## Extracted text
The Music Modernization Act (“MMA”) has finally passed both the Senate and the House after the herculean efforts of some individuals and organizations who worked tirelessly to negotiate compromises to accommodate all sides. The MMA will finally move the recorded music industry forward in a way that should facilitate more artists and songwriters being able to make a fair living from making music. The MMA proposes to reform the music licensing landscape in several substantive ways to benefit artists and songwriters.

## Written instruction
Please answer from the passage on the Music Modernization Act: which two legislative bodies has the act passed?

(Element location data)
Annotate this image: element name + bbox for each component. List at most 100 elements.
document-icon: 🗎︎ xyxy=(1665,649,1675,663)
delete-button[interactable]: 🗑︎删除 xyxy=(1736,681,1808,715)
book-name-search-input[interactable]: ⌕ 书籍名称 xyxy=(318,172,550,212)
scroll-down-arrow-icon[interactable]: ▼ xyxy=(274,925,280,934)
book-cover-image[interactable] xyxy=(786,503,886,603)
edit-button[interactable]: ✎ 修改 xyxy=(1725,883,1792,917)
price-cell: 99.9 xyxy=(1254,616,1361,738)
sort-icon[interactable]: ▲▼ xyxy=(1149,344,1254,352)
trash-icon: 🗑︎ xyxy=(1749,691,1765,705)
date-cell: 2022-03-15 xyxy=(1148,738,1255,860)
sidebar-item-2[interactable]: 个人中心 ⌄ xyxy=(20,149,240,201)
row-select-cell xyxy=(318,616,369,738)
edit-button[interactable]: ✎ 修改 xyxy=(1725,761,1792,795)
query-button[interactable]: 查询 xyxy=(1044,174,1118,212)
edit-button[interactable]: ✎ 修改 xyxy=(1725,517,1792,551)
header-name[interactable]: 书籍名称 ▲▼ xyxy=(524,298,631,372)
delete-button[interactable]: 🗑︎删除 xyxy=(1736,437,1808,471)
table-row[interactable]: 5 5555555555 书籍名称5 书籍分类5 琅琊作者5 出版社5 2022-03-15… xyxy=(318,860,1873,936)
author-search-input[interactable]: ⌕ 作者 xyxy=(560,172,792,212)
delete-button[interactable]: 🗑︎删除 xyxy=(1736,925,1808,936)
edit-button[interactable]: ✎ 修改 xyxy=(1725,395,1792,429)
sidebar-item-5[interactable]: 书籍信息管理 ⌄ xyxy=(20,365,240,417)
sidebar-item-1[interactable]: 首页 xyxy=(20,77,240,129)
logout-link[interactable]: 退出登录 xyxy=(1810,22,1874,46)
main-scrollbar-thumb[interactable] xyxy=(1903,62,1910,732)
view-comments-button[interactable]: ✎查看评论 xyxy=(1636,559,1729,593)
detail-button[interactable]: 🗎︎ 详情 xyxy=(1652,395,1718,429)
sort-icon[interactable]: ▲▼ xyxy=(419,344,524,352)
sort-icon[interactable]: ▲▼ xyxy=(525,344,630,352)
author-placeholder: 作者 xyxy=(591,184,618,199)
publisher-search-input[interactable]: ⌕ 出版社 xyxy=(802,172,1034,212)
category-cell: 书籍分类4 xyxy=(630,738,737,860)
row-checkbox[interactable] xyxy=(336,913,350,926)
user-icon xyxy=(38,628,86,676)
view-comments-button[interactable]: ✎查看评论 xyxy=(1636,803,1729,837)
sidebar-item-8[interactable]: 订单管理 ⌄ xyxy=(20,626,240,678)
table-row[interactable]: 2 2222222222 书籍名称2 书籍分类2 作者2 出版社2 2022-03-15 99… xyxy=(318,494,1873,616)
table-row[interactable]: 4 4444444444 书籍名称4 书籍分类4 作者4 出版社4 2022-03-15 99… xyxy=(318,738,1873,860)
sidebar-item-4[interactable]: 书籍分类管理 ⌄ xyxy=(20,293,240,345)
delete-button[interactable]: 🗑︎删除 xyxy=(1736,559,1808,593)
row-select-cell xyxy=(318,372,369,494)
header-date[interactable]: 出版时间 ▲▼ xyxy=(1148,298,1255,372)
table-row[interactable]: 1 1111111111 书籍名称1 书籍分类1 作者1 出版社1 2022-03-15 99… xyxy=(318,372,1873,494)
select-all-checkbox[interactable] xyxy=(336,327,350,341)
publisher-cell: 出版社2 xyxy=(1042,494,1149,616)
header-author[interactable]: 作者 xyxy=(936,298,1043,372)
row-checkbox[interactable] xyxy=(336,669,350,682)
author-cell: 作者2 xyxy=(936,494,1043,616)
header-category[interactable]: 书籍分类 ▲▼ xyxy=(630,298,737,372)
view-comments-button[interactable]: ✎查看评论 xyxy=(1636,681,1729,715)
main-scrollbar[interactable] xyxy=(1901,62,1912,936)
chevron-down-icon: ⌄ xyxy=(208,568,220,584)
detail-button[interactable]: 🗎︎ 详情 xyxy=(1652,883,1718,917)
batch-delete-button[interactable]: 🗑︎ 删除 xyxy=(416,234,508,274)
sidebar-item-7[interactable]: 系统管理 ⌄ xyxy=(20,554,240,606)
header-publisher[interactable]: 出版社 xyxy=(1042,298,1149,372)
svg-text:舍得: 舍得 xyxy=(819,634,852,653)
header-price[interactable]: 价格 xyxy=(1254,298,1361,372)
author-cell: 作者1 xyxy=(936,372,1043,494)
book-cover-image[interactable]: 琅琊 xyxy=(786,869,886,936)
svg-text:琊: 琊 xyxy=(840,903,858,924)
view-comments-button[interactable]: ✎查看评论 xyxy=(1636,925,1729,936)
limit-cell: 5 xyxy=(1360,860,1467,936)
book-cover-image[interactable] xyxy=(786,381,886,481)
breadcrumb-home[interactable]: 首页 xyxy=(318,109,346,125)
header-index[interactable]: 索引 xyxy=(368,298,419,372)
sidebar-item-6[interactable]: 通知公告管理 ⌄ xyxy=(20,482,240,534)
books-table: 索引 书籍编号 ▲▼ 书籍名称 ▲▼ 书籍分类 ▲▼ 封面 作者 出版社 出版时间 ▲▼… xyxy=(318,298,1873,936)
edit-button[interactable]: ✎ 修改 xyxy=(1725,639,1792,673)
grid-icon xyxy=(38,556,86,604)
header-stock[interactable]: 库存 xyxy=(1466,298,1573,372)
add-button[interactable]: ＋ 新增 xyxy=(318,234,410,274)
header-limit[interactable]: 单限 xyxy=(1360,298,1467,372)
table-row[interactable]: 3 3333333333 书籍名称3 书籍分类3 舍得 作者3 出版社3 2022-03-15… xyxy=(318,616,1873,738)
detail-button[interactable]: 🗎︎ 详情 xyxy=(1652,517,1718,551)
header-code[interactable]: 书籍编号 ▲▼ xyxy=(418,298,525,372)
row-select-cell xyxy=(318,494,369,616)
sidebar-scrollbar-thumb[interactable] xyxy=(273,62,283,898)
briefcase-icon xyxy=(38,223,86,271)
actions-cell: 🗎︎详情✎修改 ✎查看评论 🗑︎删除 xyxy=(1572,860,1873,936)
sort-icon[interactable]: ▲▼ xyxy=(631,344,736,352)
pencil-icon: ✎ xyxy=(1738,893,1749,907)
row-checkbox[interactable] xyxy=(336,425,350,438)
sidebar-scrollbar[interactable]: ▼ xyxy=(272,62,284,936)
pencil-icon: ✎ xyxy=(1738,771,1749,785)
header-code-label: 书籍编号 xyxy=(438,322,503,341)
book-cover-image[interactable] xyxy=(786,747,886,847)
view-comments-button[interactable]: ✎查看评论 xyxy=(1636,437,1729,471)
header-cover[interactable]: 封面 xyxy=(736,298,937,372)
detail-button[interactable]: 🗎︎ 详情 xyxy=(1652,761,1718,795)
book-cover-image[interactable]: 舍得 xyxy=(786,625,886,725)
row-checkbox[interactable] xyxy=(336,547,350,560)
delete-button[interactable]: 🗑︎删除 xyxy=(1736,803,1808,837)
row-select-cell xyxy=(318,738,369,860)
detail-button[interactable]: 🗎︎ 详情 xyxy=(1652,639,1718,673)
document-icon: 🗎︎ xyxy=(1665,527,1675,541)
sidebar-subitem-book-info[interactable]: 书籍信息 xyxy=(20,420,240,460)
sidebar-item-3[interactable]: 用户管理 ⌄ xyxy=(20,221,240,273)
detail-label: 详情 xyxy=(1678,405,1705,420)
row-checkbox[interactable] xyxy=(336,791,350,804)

## Reply
The Senate and the House.